RECORDS FOR THE EXERCISE
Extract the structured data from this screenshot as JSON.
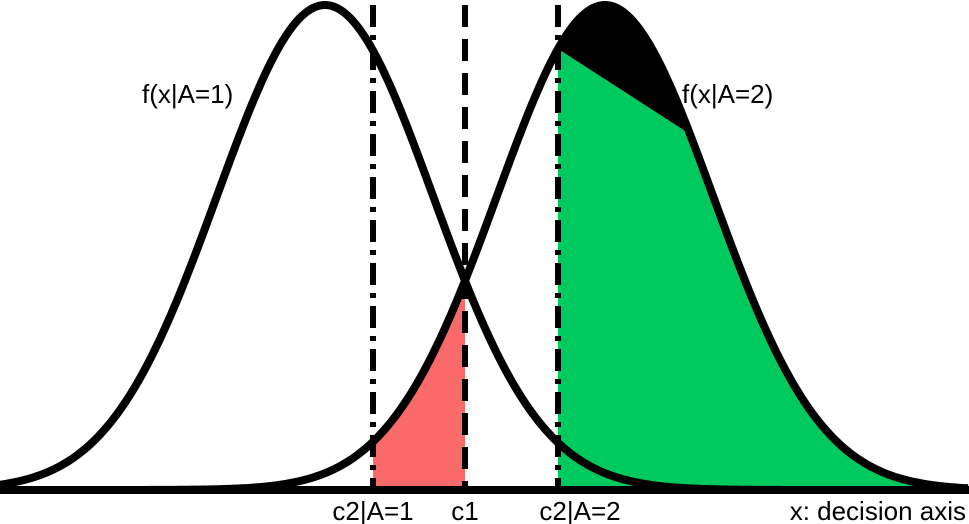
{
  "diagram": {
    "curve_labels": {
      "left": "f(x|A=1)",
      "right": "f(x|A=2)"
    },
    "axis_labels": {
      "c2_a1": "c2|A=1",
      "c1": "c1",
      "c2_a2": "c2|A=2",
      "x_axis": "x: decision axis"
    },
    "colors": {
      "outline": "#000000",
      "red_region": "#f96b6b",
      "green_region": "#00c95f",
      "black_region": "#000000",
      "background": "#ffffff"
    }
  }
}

...

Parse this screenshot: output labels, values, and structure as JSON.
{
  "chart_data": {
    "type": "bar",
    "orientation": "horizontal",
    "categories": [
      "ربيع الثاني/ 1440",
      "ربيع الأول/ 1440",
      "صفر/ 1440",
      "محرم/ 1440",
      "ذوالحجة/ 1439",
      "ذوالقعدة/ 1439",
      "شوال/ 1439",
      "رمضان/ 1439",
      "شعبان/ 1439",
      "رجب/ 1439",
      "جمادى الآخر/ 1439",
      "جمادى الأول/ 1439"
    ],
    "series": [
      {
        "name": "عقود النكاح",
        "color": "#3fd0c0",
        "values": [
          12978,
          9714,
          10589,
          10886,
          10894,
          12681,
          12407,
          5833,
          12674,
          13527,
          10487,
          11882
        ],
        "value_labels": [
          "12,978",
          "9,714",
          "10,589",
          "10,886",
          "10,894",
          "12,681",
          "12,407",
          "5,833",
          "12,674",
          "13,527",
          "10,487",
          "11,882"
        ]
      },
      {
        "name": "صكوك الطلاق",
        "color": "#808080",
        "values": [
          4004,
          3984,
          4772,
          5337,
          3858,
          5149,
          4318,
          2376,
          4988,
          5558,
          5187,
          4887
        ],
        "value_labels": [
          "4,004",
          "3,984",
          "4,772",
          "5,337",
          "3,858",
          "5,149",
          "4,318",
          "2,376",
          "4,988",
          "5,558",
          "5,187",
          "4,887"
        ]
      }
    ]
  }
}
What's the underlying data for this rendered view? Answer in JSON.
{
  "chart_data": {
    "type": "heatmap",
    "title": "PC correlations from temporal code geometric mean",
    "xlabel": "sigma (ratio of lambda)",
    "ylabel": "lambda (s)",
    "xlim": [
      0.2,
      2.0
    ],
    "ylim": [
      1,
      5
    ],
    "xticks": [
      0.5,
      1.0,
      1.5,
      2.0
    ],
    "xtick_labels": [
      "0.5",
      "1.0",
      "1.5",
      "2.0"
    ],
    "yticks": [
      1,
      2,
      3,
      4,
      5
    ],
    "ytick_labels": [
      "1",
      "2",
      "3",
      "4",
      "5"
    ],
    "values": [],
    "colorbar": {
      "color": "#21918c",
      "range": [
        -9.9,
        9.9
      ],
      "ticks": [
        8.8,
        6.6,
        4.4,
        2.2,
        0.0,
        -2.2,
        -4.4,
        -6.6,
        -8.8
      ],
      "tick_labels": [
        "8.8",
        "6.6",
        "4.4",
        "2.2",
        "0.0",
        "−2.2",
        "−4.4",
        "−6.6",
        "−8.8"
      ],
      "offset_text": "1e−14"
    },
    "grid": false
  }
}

==

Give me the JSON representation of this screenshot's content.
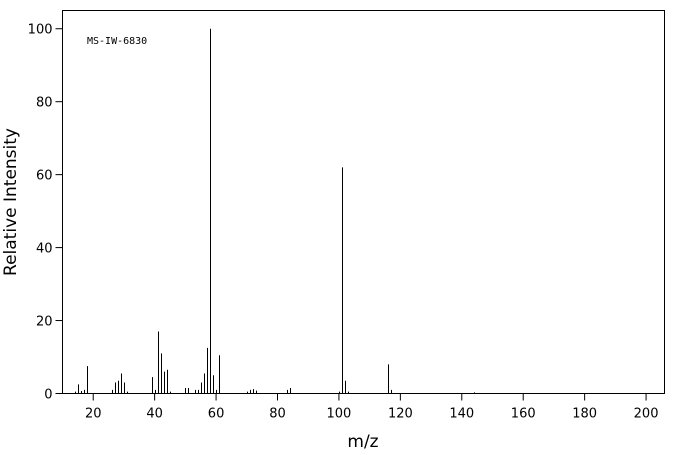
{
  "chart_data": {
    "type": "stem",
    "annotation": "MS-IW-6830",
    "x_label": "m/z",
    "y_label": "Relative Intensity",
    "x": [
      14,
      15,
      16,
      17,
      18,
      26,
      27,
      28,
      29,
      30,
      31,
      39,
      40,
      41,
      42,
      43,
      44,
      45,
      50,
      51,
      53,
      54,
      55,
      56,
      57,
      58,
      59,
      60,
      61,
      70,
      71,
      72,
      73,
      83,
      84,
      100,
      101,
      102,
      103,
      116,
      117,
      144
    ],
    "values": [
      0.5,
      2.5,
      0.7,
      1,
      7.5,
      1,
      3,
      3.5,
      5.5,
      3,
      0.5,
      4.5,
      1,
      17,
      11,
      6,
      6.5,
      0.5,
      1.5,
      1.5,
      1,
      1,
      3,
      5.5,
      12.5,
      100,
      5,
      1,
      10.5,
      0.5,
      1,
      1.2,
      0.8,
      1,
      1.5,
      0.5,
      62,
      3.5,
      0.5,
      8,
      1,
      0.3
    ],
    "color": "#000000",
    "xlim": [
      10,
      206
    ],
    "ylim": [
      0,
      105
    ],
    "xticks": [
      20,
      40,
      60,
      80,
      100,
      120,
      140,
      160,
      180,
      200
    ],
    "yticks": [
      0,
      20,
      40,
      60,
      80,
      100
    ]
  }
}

YOUR INSTRUCTIONS
Find the word "lambda" in the material, then list each line that holds it.

THE ANSWER
    "xlabel": "sigma (ratio of lambda)",
    "ylabel": "lambda (s)",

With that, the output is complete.